Instructions to follow: Give the entries back exactly, dropping each image.

-- Start --

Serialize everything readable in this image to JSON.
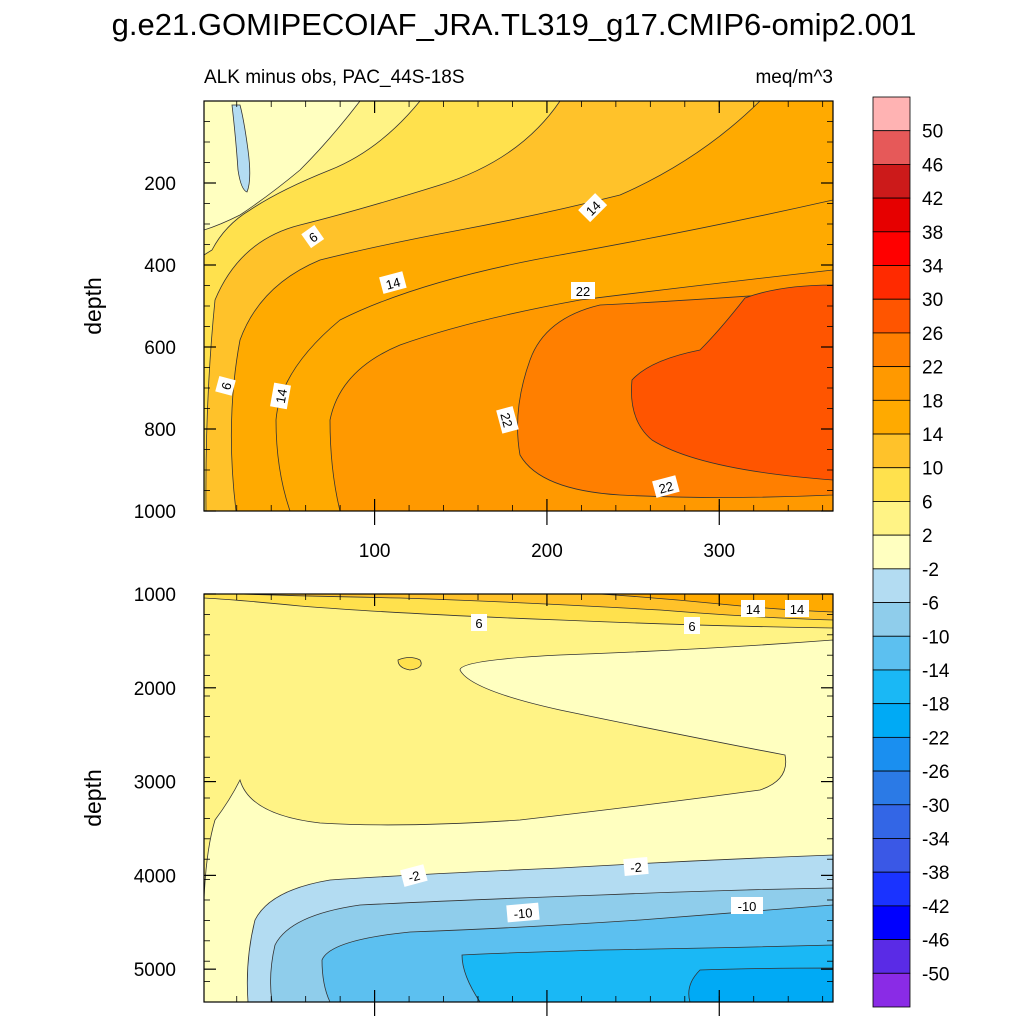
{
  "chart_data": {
    "type": "contour",
    "title": "g.e21.GOMIPECOIAF_JRA.TL319_g17.CMIP6-omip2.001",
    "subtitle_left": "ALK minus obs, PAC_44S-18S",
    "subtitle_right": "meq/m^3",
    "ylabel": "depth",
    "x_range": [
      1,
      366
    ],
    "x_ticks": [
      "100",
      "200",
      "300"
    ],
    "colorbar": {
      "labels": [
        "50",
        "46",
        "42",
        "38",
        "34",
        "30",
        "26",
        "22",
        "18",
        "14",
        "10",
        "6",
        "2",
        "-2",
        "-6",
        "-10",
        "-14",
        "-18",
        "-22",
        "-26",
        "-30",
        "-34",
        "-38",
        "-42",
        "-46",
        "-50"
      ],
      "colors": [
        "#ffb3b3",
        "#e65959",
        "#cc1a1a",
        "#e60000",
        "#ff0000",
        "#ff2a00",
        "#ff5500",
        "#ff7f00",
        "#ff9900",
        "#ffaa00",
        "#ffc22a",
        "#ffe14d",
        "#fff385",
        "#ffffc0",
        "#b3dcf2",
        "#8fcdeb",
        "#5cc0f0",
        "#1ab8f5",
        "#00aaf5",
        "#1a8ff0",
        "#2b7ae6",
        "#3366e6",
        "#3a58e6",
        "#1a33ff",
        "#0000ff",
        "#5a2be6",
        "#8a2be6"
      ]
    },
    "panels": [
      {
        "name": "upper",
        "y_range": [
          0,
          1000
        ],
        "y_ticks": [
          "200",
          "400",
          "600",
          "800",
          "1000"
        ],
        "contour_labels": [
          "6",
          "14",
          "6",
          "14",
          "22",
          "14",
          "22",
          "22"
        ]
      },
      {
        "name": "lower",
        "y_range": [
          1000,
          5350
        ],
        "y_ticks": [
          "1000",
          "2000",
          "3000",
          "4000",
          "5000"
        ],
        "contour_labels": [
          "6",
          "6",
          "14",
          "14",
          "-2",
          "-2",
          "-10",
          "-10"
        ]
      }
    ]
  }
}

-- End --

Written solution:
Serialize everything readable in this image to JSON.
{
  "chart_data": {
    "type": "contour",
    "title": "g.e21.GOMIPECOIAF_JRA.TL319_g17.CMIP6-omip2.001",
    "subtitle_left": "ALK minus obs, PAC_44S-18S",
    "subtitle_right": "meq/m^3",
    "ylabel": "depth",
    "x_range": [
      1,
      366
    ],
    "x_ticks": [
      "100",
      "200",
      "300"
    ],
    "colorbar": {
      "labels": [
        "50",
        "46",
        "42",
        "38",
        "34",
        "30",
        "26",
        "22",
        "18",
        "14",
        "10",
        "6",
        "2",
        "-2",
        "-6",
        "-10",
        "-14",
        "-18",
        "-22",
        "-26",
        "-30",
        "-34",
        "-38",
        "-42",
        "-46",
        "-50"
      ],
      "colors": [
        "#ffb3b3",
        "#e65959",
        "#cc1a1a",
        "#e60000",
        "#ff0000",
        "#ff2a00",
        "#ff5500",
        "#ff7f00",
        "#ff9900",
        "#ffaa00",
        "#ffc22a",
        "#ffe14d",
        "#fff385",
        "#ffffc0",
        "#b3dcf2",
        "#8fcdeb",
        "#5cc0f0",
        "#1ab8f5",
        "#00aaf5",
        "#1a8ff0",
        "#2b7ae6",
        "#3366e6",
        "#3a58e6",
        "#1a33ff",
        "#0000ff",
        "#5a2be6",
        "#8a2be6"
      ]
    },
    "panels": [
      {
        "name": "upper",
        "y_range": [
          0,
          1000
        ],
        "y_ticks": [
          "200",
          "400",
          "600",
          "800",
          "1000"
        ],
        "contour_labels": [
          "6",
          "14",
          "6",
          "14",
          "22",
          "14",
          "22",
          "22"
        ]
      },
      {
        "name": "lower",
        "y_range": [
          1000,
          5350
        ],
        "y_ticks": [
          "1000",
          "2000",
          "3000",
          "4000",
          "5000"
        ],
        "contour_labels": [
          "6",
          "6",
          "14",
          "14",
          "-2",
          "-2",
          "-10",
          "-10"
        ]
      }
    ]
  }
}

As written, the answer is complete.